SUPPLIED MATERIAL:
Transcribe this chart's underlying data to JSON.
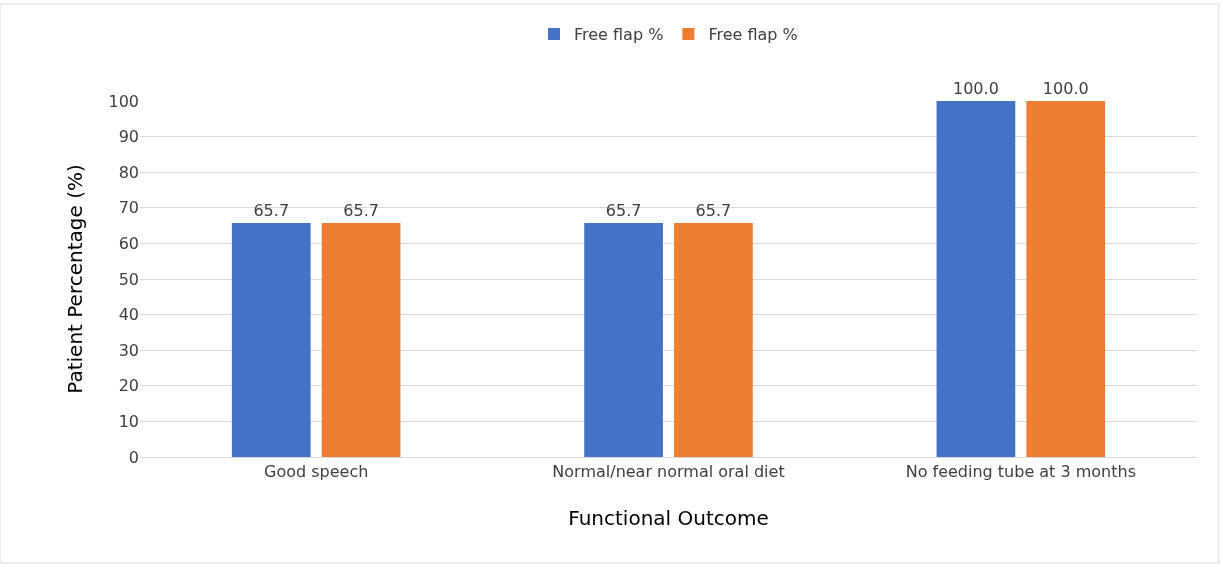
{
  "chart_data": {
    "type": "bar",
    "categories": [
      "Good speech",
      "Normal/near normal oral diet",
      "No feeding tube at 3 months"
    ],
    "series": [
      {
        "name": "Free flap %",
        "color": "#4472c4",
        "values": [
          65.7,
          65.7,
          100
        ],
        "value_labels": [
          "65.7",
          "65.7",
          "100.0"
        ]
      },
      {
        "name": "Free flap %",
        "color": "#ed7d31",
        "values": [
          65.7,
          65.7,
          100
        ],
        "value_labels": [
          "65.7",
          "65.7",
          "100.0"
        ]
      }
    ],
    "xlabel": "Functional Outcome",
    "ylabel": "Patient Percentage (%)",
    "ylim": [
      0,
      100
    ],
    "yticks": [
      0,
      10,
      20,
      30,
      40,
      50,
      60,
      70,
      80,
      90,
      100
    ],
    "grid": "y",
    "legend": "top"
  }
}
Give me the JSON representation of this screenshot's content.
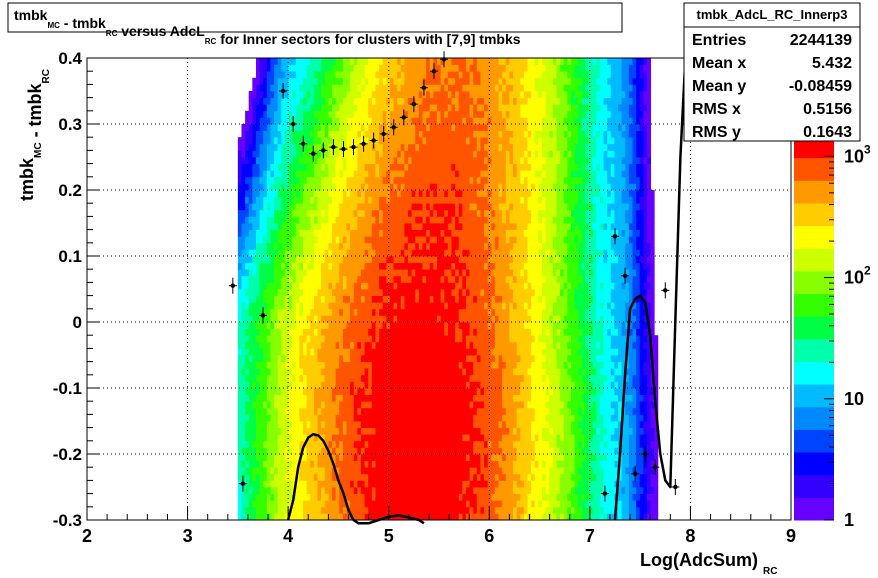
{
  "chart_data": {
    "type": "heatmap",
    "title": {
      "parts": [
        {
          "t": "tmbk",
          "sub": false
        },
        {
          "t": "MC",
          "sub": true
        },
        {
          "t": " - tmbk",
          "sub": false
        },
        {
          "t": "RC",
          "sub": true
        },
        {
          "t": " versus AdcL",
          "sub": false
        },
        {
          "t": "RC",
          "sub": true
        },
        {
          "t": " for Inner sectors for clusters with [7,9] tmbks",
          "sub": false
        }
      ]
    },
    "xlabel": {
      "main": "Log(AdcSum)",
      "sub": "RC"
    },
    "ylabel": {
      "p1": "tmbk",
      "s1": "MC",
      "p2": " - tmbk",
      "s2": "RC"
    },
    "xlim": [
      2,
      9
    ],
    "ylim": [
      -0.3,
      0.4
    ],
    "x_ticks": [
      "2",
      "3",
      "4",
      "5",
      "6",
      "7",
      "8",
      "9"
    ],
    "y_ticks": [
      "-0.3",
      "-0.2",
      "-0.1",
      "0",
      "0.1",
      "0.2",
      "0.3",
      "0.4"
    ],
    "grid": true,
    "z_scale": "log",
    "z_ticks": [
      {
        "value": 1,
        "base": "1",
        "exp": ""
      },
      {
        "value": 10,
        "base": "10",
        "exp": ""
      },
      {
        "value": 100,
        "base": "10",
        "exp": "2"
      },
      {
        "value": 1000,
        "base": "10",
        "exp": "3"
      }
    ],
    "z_max": 1500,
    "palette": [
      "#6600ff",
      "#3300ff",
      "#0000ff",
      "#0044ff",
      "#0088ff",
      "#00bbff",
      "#00ffff",
      "#00ffaa",
      "#00ff44",
      "#33ff00",
      "#88ff00",
      "#ccff00",
      "#ffff00",
      "#ffcc00",
      "#ff9900",
      "#ff5500",
      "#ff0000"
    ],
    "stats_box": {
      "name": "tmbk_AdcL_RC_Innerp3",
      "rows": [
        {
          "label": "Entries",
          "value": "2244139"
        },
        {
          "label": "Mean x",
          "value": "5.432"
        },
        {
          "label": "Mean y",
          "value": "-0.08459"
        },
        {
          "label": "RMS x",
          "value": "0.5156"
        },
        {
          "label": "RMS y",
          "value": "0.1643"
        }
      ]
    },
    "profile_points": {
      "x": [
        3.45,
        3.55,
        3.75,
        3.95,
        4.05,
        4.15,
        4.25,
        4.35,
        4.45,
        4.55,
        4.65,
        4.75,
        4.85,
        4.95,
        5.05,
        5.15,
        5.25,
        5.35,
        5.45,
        5.55,
        5.65,
        5.75,
        5.85,
        5.95,
        7.15,
        7.25,
        7.35,
        7.45,
        7.55,
        7.65,
        7.75,
        7.85
      ],
      "y": [
        0.055,
        -0.245,
        0.01,
        0.35,
        0.3,
        0.27,
        0.255,
        0.26,
        0.265,
        0.262,
        0.265,
        0.27,
        0.275,
        0.285,
        0.295,
        0.31,
        0.33,
        0.355,
        0.38,
        0.398,
        0.405,
        0.41,
        0.42,
        0.43,
        -0.26,
        0.13,
        0.07,
        -0.23,
        -0.2,
        -0.22,
        0.048,
        -0.25
      ]
    },
    "fit_curve": {
      "x": [
        4.0,
        4.05,
        4.1,
        4.15,
        4.2,
        4.25,
        4.3,
        4.35,
        4.4,
        4.45,
        4.5,
        4.55,
        4.6,
        4.65,
        4.7,
        4.8,
        4.9,
        5.0,
        5.1,
        5.2,
        5.3,
        5.35,
        7.25,
        7.3,
        7.35,
        7.4,
        7.45,
        7.5,
        7.55,
        7.6,
        7.65,
        7.7,
        7.75,
        7.8,
        7.85,
        7.9,
        7.95,
        8.0
      ],
      "y": [
        -0.3,
        -0.27,
        -0.22,
        -0.19,
        -0.175,
        -0.17,
        -0.172,
        -0.18,
        -0.195,
        -0.215,
        -0.24,
        -0.26,
        -0.285,
        -0.3,
        -0.305,
        -0.305,
        -0.3,
        -0.295,
        -0.293,
        -0.296,
        -0.3,
        -0.305,
        -0.3,
        -0.2,
        -0.08,
        0.02,
        0.035,
        0.04,
        0.03,
        -0.02,
        -0.12,
        -0.2,
        -0.24,
        -0.25,
        0.0,
        0.25,
        0.4,
        0.45
      ]
    }
  }
}
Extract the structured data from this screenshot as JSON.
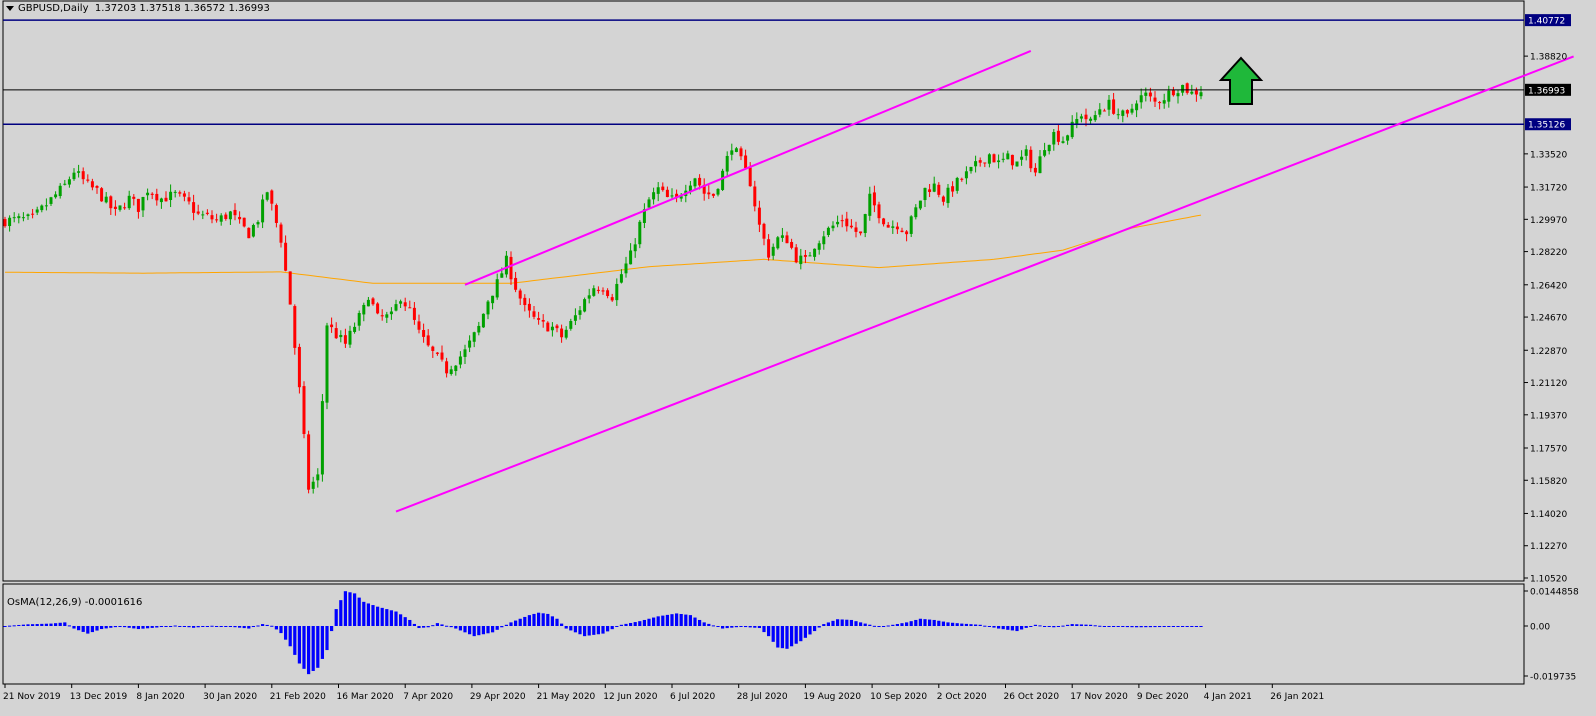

WHAT TO DO:
Wherever the word "this" occurs in a line of the listing, copy that line.

ANSWER BELOW:
Transcribe this chart's underlying data to JSON.
Give me the JSON representation of this screenshot's content.
Extract the structured data from this screenshot as JSON.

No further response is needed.